(Supplied information)

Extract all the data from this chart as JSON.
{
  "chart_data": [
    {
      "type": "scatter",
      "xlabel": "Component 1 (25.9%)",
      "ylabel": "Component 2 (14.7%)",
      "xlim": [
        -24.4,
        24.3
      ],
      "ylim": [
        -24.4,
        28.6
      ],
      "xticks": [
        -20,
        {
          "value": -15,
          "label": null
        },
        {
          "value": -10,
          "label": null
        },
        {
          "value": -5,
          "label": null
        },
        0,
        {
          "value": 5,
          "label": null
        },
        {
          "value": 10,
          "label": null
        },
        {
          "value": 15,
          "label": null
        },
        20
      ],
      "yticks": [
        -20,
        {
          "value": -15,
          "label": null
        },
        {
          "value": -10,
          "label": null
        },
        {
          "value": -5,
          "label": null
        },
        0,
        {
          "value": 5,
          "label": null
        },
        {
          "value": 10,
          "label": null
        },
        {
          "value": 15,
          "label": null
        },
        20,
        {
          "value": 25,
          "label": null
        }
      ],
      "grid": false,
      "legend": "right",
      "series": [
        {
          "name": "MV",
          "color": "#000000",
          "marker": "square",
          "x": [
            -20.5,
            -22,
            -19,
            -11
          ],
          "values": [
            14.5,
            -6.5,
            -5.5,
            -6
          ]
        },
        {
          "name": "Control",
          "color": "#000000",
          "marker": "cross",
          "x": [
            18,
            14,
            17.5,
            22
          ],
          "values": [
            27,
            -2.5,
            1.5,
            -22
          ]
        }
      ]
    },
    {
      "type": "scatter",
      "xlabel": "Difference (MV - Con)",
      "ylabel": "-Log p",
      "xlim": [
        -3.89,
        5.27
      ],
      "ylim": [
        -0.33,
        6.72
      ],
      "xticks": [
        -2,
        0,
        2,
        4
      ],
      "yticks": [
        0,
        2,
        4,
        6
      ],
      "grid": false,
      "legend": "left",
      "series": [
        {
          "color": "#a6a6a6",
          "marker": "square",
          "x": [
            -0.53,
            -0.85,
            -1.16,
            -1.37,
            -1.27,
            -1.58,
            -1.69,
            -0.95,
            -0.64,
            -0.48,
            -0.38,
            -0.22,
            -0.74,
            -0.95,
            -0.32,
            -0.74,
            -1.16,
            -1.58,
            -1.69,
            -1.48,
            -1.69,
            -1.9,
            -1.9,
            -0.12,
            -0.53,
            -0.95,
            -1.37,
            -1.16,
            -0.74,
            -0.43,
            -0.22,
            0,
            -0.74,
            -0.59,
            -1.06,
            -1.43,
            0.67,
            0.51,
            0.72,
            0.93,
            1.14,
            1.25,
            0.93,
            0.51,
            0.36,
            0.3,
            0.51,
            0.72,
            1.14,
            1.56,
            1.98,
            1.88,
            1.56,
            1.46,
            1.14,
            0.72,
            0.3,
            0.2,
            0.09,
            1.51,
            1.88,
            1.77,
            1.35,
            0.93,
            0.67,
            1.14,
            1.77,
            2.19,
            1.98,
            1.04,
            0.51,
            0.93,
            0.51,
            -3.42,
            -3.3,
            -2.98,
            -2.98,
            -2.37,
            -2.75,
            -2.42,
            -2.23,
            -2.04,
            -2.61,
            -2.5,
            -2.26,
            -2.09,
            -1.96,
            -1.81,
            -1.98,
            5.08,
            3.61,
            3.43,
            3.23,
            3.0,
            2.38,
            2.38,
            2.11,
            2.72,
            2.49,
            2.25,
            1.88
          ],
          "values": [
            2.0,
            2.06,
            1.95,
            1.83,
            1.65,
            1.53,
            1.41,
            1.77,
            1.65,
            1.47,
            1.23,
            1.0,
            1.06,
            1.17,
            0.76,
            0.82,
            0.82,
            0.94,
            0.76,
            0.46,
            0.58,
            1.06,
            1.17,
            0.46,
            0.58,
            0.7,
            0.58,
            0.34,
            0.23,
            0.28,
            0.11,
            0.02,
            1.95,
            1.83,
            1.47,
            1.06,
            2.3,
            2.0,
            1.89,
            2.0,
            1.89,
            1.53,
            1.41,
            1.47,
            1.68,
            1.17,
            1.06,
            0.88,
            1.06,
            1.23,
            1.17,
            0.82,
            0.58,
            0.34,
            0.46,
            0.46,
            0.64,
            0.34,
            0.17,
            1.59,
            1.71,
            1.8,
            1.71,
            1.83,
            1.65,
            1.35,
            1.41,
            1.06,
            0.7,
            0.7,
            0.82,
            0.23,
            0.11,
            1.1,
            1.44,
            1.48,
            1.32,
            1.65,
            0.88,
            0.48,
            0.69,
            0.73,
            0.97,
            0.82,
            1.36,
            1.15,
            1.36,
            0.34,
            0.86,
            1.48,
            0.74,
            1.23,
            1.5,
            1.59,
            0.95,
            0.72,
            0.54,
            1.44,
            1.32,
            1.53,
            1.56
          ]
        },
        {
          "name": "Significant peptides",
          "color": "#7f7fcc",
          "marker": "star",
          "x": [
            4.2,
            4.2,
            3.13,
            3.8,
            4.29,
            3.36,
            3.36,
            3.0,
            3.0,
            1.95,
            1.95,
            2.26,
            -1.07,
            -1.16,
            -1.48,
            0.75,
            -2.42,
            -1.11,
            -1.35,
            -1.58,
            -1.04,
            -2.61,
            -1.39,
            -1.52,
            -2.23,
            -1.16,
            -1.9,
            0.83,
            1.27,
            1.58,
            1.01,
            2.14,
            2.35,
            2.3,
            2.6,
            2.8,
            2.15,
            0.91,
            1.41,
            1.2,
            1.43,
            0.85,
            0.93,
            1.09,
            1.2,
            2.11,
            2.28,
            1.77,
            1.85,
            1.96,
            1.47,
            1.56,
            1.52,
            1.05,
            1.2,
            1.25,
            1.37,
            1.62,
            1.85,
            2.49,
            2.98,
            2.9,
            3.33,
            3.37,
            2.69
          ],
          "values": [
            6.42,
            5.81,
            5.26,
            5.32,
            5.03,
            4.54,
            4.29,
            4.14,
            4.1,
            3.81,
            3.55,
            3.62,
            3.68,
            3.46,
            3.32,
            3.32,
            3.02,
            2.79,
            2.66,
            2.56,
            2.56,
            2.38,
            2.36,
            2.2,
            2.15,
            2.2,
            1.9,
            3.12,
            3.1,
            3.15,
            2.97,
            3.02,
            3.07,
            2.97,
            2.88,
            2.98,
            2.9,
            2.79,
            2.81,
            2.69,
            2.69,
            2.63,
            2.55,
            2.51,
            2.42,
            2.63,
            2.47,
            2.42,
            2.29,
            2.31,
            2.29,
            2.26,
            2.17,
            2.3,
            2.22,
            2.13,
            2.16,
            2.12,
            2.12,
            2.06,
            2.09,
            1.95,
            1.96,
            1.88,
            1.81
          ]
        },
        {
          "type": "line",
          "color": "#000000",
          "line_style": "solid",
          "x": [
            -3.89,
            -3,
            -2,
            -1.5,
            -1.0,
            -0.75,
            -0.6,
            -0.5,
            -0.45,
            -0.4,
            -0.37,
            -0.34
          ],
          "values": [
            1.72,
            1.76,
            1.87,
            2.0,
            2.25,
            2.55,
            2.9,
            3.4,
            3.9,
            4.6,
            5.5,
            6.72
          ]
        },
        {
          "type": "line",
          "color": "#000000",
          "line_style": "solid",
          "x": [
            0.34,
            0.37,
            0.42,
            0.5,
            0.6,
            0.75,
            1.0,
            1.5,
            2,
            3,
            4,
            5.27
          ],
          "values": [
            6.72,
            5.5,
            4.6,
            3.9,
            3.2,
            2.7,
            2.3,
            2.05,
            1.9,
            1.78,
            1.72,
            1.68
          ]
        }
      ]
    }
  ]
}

(End Supplied information)

Output the full listing above word for word.

Extract all the data from this chart as JSON.
{
  "chart_data": [
    {
      "type": "scatter",
      "xlabel": "Component 1 (25.9%)",
      "ylabel": "Component 2 (14.7%)",
      "xlim": [
        -24.4,
        24.3
      ],
      "ylim": [
        -24.4,
        28.6
      ],
      "xticks": [
        -20,
        {
          "value": -15,
          "label": null
        },
        {
          "value": -10,
          "label": null
        },
        {
          "value": -5,
          "label": null
        },
        0,
        {
          "value": 5,
          "label": null
        },
        {
          "value": 10,
          "label": null
        },
        {
          "value": 15,
          "label": null
        },
        20
      ],
      "yticks": [
        -20,
        {
          "value": -15,
          "label": null
        },
        {
          "value": -10,
          "label": null
        },
        {
          "value": -5,
          "label": null
        },
        0,
        {
          "value": 5,
          "label": null
        },
        {
          "value": 10,
          "label": null
        },
        {
          "value": 15,
          "label": null
        },
        20,
        {
          "value": 25,
          "label": null
        }
      ],
      "grid": false,
      "legend": "right",
      "series": [
        {
          "name": "MV",
          "color": "#000000",
          "marker": "square",
          "x": [
            -20.5,
            -22,
            -19,
            -11
          ],
          "values": [
            14.5,
            -6.5,
            -5.5,
            -6
          ]
        },
        {
          "name": "Control",
          "color": "#000000",
          "marker": "cross",
          "x": [
            18,
            14,
            17.5,
            22
          ],
          "values": [
            27,
            -2.5,
            1.5,
            -22
          ]
        }
      ]
    },
    {
      "type": "scatter",
      "xlabel": "Difference (MV - Con)",
      "ylabel": "-Log p",
      "xlim": [
        -3.89,
        5.27
      ],
      "ylim": [
        -0.33,
        6.72
      ],
      "xticks": [
        -2,
        0,
        2,
        4
      ],
      "yticks": [
        0,
        2,
        4,
        6
      ],
      "grid": false,
      "legend": "left",
      "series": [
        {
          "color": "#a6a6a6",
          "marker": "square",
          "x": [
            -0.53,
            -0.85,
            -1.16,
            -1.37,
            -1.27,
            -1.58,
            -1.69,
            -0.95,
            -0.64,
            -0.48,
            -0.38,
            -0.22,
            -0.74,
            -0.95,
            -0.32,
            -0.74,
            -1.16,
            -1.58,
            -1.69,
            -1.48,
            -1.69,
            -1.9,
            -1.9,
            -0.12,
            -0.53,
            -0.95,
            -1.37,
            -1.16,
            -0.74,
            -0.43,
            -0.22,
            0,
            -0.74,
            -0.59,
            -1.06,
            -1.43,
            0.67,
            0.51,
            0.72,
            0.93,
            1.14,
            1.25,
            0.93,
            0.51,
            0.36,
            0.3,
            0.51,
            0.72,
            1.14,
            1.56,
            1.98,
            1.88,
            1.56,
            1.46,
            1.14,
            0.72,
            0.3,
            0.2,
            0.09,
            1.51,
            1.88,
            1.77,
            1.35,
            0.93,
            0.67,
            1.14,
            1.77,
            2.19,
            1.98,
            1.04,
            0.51,
            0.93,
            0.51,
            -3.42,
            -3.3,
            -2.98,
            -2.98,
            -2.37,
            -2.75,
            -2.42,
            -2.23,
            -2.04,
            -2.61,
            -2.5,
            -2.26,
            -2.09,
            -1.96,
            -1.81,
            -1.98,
            5.08,
            3.61,
            3.43,
            3.23,
            3.0,
            2.38,
            2.38,
            2.11,
            2.72,
            2.49,
            2.25,
            1.88
          ],
          "values": [
            2.0,
            2.06,
            1.95,
            1.83,
            1.65,
            1.53,
            1.41,
            1.77,
            1.65,
            1.47,
            1.23,
            1.0,
            1.06,
            1.17,
            0.76,
            0.82,
            0.82,
            0.94,
            0.76,
            0.46,
            0.58,
            1.06,
            1.17,
            0.46,
            0.58,
            0.7,
            0.58,
            0.34,
            0.23,
            0.28,
            0.11,
            0.02,
            1.95,
            1.83,
            1.47,
            1.06,
            2.3,
            2.0,
            1.89,
            2.0,
            1.89,
            1.53,
            1.41,
            1.47,
            1.68,
            1.17,
            1.06,
            0.88,
            1.06,
            1.23,
            1.17,
            0.82,
            0.58,
            0.34,
            0.46,
            0.46,
            0.64,
            0.34,
            0.17,
            1.59,
            1.71,
            1.8,
            1.71,
            1.83,
            1.65,
            1.35,
            1.41,
            1.06,
            0.7,
            0.7,
            0.82,
            0.23,
            0.11,
            1.1,
            1.44,
            1.48,
            1.32,
            1.65,
            0.88,
            0.48,
            0.69,
            0.73,
            0.97,
            0.82,
            1.36,
            1.15,
            1.36,
            0.34,
            0.86,
            1.48,
            0.74,
            1.23,
            1.5,
            1.59,
            0.95,
            0.72,
            0.54,
            1.44,
            1.32,
            1.53,
            1.56
          ]
        },
        {
          "name": "Significant peptides",
          "color": "#7f7fcc",
          "marker": "star",
          "x": [
            4.2,
            4.2,
            3.13,
            3.8,
            4.29,
            3.36,
            3.36,
            3.0,
            3.0,
            1.95,
            1.95,
            2.26,
            -1.07,
            -1.16,
            -1.48,
            0.75,
            -2.42,
            -1.11,
            -1.35,
            -1.58,
            -1.04,
            -2.61,
            -1.39,
            -1.52,
            -2.23,
            -1.16,
            -1.9,
            0.83,
            1.27,
            1.58,
            1.01,
            2.14,
            2.35,
            2.3,
            2.6,
            2.8,
            2.15,
            0.91,
            1.41,
            1.2,
            1.43,
            0.85,
            0.93,
            1.09,
            1.2,
            2.11,
            2.28,
            1.77,
            1.85,
            1.96,
            1.47,
            1.56,
            1.52,
            1.05,
            1.2,
            1.25,
            1.37,
            1.62,
            1.85,
            2.49,
            2.98,
            2.9,
            3.33,
            3.37,
            2.69
          ],
          "values": [
            6.42,
            5.81,
            5.26,
            5.32,
            5.03,
            4.54,
            4.29,
            4.14,
            4.1,
            3.81,
            3.55,
            3.62,
            3.68,
            3.46,
            3.32,
            3.32,
            3.02,
            2.79,
            2.66,
            2.56,
            2.56,
            2.38,
            2.36,
            2.2,
            2.15,
            2.2,
            1.9,
            3.12,
            3.1,
            3.15,
            2.97,
            3.02,
            3.07,
            2.97,
            2.88,
            2.98,
            2.9,
            2.79,
            2.81,
            2.69,
            2.69,
            2.63,
            2.55,
            2.51,
            2.42,
            2.63,
            2.47,
            2.42,
            2.29,
            2.31,
            2.29,
            2.26,
            2.17,
            2.3,
            2.22,
            2.13,
            2.16,
            2.12,
            2.12,
            2.06,
            2.09,
            1.95,
            1.96,
            1.88,
            1.81
          ]
        },
        {
          "type": "line",
          "color": "#000000",
          "line_style": "solid",
          "x": [
            -3.89,
            -3,
            -2,
            -1.5,
            -1.0,
            -0.75,
            -0.6,
            -0.5,
            -0.45,
            -0.4,
            -0.37,
            -0.34
          ],
          "values": [
            1.72,
            1.76,
            1.87,
            2.0,
            2.25,
            2.55,
            2.9,
            3.4,
            3.9,
            4.6,
            5.5,
            6.72
          ]
        },
        {
          "type": "line",
          "color": "#000000",
          "line_style": "solid",
          "x": [
            0.34,
            0.37,
            0.42,
            0.5,
            0.6,
            0.75,
            1.0,
            1.5,
            2,
            3,
            4,
            5.27
          ],
          "values": [
            6.72,
            5.5,
            4.6,
            3.9,
            3.2,
            2.7,
            2.3,
            2.05,
            1.9,
            1.78,
            1.72,
            1.68
          ]
        }
      ]
    }
  ]
}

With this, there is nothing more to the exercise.